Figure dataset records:
====

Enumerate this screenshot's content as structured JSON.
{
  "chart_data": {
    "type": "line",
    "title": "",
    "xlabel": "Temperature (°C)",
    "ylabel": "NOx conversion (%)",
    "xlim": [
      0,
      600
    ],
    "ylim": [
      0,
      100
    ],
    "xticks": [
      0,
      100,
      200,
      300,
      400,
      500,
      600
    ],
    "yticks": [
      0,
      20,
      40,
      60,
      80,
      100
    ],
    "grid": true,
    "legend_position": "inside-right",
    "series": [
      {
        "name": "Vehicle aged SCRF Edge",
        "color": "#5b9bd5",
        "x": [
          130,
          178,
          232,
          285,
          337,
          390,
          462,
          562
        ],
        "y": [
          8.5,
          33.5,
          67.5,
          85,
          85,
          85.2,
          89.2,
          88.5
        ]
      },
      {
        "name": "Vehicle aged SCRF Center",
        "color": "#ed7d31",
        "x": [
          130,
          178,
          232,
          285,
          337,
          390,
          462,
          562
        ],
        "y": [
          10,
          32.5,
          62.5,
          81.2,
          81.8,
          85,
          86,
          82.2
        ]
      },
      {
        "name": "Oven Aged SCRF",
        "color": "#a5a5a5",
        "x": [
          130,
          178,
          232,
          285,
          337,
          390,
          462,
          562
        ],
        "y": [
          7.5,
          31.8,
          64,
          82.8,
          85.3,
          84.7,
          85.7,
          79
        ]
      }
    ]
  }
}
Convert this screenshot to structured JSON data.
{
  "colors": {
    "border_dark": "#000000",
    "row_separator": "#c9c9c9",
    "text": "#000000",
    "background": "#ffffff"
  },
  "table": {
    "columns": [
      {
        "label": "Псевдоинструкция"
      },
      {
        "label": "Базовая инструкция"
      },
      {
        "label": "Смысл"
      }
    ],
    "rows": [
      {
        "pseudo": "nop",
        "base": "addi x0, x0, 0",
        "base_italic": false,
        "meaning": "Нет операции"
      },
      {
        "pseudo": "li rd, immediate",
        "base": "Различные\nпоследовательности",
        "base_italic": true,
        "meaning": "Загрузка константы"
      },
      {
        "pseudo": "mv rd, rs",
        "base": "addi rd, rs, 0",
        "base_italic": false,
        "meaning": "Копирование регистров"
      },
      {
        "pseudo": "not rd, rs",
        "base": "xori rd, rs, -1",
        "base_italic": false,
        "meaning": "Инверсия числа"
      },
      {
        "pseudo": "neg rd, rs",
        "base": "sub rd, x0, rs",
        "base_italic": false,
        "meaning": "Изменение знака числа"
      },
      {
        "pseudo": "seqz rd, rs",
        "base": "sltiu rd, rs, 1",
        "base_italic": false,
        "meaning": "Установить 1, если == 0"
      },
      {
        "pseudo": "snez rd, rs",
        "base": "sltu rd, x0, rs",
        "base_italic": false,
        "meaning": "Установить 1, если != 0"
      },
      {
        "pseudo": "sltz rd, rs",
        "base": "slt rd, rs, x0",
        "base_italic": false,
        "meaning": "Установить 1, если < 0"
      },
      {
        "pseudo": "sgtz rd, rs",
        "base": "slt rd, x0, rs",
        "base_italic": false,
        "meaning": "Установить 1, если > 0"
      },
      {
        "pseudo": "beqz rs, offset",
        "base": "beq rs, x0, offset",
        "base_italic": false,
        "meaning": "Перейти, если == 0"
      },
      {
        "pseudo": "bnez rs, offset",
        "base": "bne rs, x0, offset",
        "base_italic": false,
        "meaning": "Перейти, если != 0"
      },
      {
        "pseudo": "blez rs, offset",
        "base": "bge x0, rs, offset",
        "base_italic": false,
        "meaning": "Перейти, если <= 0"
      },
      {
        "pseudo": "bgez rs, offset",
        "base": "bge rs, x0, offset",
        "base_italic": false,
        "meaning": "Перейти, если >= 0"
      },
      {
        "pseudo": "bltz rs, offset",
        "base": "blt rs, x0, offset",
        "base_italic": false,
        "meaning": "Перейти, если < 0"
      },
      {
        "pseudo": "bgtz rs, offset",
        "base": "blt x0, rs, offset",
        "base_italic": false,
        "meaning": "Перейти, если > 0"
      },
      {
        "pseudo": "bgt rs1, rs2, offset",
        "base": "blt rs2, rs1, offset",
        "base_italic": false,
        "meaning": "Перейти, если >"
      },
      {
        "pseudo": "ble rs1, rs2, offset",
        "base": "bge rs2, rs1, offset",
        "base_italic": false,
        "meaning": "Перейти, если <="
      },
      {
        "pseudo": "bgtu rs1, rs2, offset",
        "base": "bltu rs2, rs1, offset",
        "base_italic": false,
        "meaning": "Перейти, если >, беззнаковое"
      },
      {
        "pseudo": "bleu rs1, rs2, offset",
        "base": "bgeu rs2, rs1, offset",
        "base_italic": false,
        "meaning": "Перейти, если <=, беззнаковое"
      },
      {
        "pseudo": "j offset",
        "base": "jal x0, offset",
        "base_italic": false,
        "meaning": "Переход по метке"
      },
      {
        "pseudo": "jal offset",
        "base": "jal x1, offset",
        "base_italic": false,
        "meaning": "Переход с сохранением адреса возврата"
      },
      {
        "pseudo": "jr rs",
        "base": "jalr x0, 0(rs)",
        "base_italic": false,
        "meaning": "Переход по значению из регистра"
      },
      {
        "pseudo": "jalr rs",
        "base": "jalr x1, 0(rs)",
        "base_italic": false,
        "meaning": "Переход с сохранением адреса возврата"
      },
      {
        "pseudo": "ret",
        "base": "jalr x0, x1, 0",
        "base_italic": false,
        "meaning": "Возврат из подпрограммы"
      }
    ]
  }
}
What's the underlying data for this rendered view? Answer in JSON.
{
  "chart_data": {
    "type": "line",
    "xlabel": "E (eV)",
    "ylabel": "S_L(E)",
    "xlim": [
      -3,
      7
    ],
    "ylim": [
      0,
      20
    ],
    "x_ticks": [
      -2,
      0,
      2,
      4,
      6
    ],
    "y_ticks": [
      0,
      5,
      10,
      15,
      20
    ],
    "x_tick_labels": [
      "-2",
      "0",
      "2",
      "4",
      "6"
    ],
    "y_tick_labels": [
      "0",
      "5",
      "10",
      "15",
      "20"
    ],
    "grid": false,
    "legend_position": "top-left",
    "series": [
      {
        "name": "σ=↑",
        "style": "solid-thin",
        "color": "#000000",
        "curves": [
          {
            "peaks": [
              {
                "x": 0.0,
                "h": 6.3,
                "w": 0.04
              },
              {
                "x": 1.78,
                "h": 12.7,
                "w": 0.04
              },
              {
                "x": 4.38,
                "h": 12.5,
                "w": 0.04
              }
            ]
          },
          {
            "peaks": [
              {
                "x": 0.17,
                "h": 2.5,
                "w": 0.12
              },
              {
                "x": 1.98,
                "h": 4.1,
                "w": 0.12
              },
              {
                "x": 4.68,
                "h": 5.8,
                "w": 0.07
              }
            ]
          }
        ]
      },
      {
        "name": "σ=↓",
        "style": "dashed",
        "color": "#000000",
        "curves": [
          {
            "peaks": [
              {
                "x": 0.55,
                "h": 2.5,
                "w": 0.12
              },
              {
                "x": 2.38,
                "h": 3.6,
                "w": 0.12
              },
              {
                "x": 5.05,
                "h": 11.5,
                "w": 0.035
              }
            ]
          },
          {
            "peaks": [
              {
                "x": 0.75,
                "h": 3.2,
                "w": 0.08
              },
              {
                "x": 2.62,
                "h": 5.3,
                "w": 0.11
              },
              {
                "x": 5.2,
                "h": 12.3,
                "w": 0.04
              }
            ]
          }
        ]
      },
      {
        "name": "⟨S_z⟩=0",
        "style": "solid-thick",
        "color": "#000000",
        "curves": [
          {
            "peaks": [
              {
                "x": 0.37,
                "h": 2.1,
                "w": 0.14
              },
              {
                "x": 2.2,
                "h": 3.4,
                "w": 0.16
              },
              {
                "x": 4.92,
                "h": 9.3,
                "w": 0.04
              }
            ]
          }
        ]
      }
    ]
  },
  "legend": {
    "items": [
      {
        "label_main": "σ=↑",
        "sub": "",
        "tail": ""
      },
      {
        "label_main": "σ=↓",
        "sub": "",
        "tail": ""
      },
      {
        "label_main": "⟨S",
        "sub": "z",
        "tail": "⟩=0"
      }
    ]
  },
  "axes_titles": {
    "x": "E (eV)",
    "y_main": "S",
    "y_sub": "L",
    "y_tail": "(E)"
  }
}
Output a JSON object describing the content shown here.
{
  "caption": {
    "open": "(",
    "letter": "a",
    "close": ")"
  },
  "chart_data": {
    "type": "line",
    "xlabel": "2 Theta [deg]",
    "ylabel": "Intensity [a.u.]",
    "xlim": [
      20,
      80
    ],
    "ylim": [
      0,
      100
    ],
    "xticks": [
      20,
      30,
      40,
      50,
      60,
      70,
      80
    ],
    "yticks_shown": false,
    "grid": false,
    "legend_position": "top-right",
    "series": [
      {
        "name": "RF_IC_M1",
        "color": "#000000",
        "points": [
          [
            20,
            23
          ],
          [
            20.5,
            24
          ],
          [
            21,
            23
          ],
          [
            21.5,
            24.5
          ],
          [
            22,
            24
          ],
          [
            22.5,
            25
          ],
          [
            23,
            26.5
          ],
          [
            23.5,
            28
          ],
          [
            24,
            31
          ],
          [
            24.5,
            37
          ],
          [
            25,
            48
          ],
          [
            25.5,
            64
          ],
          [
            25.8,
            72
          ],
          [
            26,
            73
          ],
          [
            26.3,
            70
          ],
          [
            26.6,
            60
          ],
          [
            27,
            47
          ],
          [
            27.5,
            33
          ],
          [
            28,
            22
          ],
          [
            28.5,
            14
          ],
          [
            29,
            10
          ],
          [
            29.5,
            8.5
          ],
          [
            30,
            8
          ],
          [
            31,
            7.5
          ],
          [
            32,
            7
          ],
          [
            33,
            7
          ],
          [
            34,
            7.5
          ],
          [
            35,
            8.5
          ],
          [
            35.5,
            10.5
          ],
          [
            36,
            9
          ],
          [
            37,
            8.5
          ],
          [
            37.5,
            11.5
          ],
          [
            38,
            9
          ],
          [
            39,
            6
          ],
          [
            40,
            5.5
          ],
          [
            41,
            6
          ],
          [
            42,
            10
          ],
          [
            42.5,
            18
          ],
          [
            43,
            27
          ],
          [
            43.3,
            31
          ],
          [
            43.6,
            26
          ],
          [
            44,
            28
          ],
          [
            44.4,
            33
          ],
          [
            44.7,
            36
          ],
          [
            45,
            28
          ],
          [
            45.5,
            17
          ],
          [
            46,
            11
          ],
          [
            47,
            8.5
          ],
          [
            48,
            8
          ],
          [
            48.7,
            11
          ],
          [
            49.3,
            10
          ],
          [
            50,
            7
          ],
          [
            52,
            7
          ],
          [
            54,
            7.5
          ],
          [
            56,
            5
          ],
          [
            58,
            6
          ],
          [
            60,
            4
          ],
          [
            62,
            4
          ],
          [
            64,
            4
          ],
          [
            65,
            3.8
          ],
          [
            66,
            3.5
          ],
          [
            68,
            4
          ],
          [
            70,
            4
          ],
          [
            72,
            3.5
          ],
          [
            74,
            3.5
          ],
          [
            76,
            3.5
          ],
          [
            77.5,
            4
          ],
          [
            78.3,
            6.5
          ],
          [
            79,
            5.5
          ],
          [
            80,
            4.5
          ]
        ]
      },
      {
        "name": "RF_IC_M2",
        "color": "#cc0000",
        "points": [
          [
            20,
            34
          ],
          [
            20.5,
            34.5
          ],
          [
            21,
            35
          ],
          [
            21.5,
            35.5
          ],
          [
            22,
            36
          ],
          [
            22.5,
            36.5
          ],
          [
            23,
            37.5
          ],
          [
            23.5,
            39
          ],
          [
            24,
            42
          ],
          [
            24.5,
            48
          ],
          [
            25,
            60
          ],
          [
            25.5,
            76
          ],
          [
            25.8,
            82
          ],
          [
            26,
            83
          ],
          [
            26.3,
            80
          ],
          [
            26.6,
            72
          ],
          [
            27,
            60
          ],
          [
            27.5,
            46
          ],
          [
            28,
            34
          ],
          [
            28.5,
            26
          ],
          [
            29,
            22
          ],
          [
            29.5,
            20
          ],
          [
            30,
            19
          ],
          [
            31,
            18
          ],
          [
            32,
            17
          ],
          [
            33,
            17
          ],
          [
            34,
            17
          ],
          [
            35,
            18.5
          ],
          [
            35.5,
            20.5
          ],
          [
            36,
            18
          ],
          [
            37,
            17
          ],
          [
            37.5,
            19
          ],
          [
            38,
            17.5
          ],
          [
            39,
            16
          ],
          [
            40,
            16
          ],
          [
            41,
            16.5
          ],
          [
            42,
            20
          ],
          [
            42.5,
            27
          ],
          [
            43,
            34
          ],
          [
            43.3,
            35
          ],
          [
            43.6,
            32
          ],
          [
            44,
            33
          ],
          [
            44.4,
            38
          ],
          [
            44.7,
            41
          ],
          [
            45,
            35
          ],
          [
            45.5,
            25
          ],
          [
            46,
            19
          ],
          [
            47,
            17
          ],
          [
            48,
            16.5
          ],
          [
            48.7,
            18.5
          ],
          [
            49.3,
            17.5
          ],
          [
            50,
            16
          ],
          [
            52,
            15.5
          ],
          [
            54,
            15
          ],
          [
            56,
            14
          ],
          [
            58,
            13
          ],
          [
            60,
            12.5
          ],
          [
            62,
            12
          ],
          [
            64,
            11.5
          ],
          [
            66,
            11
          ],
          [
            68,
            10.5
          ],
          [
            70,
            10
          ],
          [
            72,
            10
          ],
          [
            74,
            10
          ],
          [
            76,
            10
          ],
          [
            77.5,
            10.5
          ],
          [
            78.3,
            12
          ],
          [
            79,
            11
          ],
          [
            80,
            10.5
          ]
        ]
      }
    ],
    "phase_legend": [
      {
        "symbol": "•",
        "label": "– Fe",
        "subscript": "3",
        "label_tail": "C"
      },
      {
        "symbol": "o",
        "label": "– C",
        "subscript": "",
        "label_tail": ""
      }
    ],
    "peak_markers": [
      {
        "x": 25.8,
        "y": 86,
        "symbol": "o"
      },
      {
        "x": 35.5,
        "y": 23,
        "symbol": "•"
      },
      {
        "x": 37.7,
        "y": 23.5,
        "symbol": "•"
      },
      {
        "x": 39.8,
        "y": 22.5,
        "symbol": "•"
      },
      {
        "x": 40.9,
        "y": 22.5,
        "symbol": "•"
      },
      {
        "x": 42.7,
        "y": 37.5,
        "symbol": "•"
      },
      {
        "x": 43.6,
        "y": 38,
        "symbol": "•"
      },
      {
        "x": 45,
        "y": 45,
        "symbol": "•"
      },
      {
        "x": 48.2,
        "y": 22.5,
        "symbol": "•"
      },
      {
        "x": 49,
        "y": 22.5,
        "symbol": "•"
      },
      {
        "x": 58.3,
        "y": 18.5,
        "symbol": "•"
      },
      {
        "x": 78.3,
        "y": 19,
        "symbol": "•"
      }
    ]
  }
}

====

== BRIEF ==
Sift through the entries and copy every line with "style".

== TASK OUTPUT ==
        "style": "solid-thin",
        "style": "dashed",
        "style": "solid-thick",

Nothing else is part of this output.